Goal: In the listing below, find every line with the string "icon" and pull it out.

--------------------

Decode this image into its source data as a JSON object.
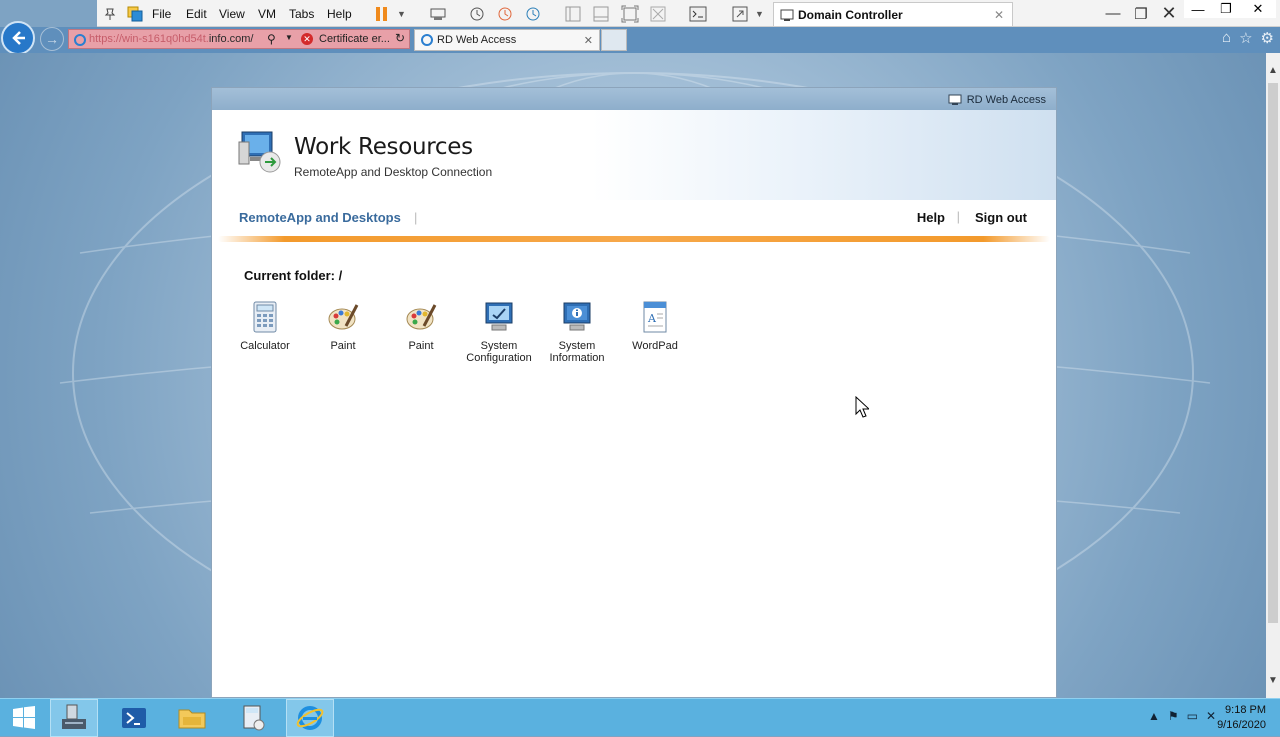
{
  "vmware": {
    "menus": [
      "File",
      "Edit",
      "View",
      "VM",
      "Tabs",
      "Help"
    ],
    "tab_title": "Domain Controller"
  },
  "browser": {
    "url_prefix": "https://win-s161q0hd54t.",
    "url_domain": "info.com/",
    "cert_text": "Certificate er...",
    "tab_title": "RD Web Access"
  },
  "rdweb": {
    "header_label": "RD Web Access",
    "title": "Work Resources",
    "subtitle": "RemoteApp and Desktop Connection",
    "nav_left": "RemoteApp and Desktops",
    "help": "Help",
    "sign_out": "Sign out",
    "current_folder": "Current folder: /",
    "apps": [
      {
        "label": "Calculator",
        "icon": "calculator-icon"
      },
      {
        "label": "Paint",
        "icon": "paint-icon"
      },
      {
        "label": "Paint",
        "icon": "paint-icon"
      },
      {
        "label": "System\nConfiguration",
        "icon": "system-configuration-icon"
      },
      {
        "label": "System\nInformation",
        "icon": "system-information-icon"
      },
      {
        "label": "WordPad",
        "icon": "wordpad-icon"
      }
    ]
  },
  "taskbar": {
    "time": "9:18 PM",
    "date": "9/16/2020"
  },
  "colors": {
    "accent": "#3a6b9d",
    "orange_bar": "#f39a2c",
    "taskbar": "#5ab1df"
  }
}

--------------------

Response to this exercise:
        "icon": "calculator-icon"
        "icon": "paint-icon"
        "icon": "paint-icon"
        "icon": "system-configuration-icon"
        "icon": "system-information-icon"
        "icon": "wordpad-icon"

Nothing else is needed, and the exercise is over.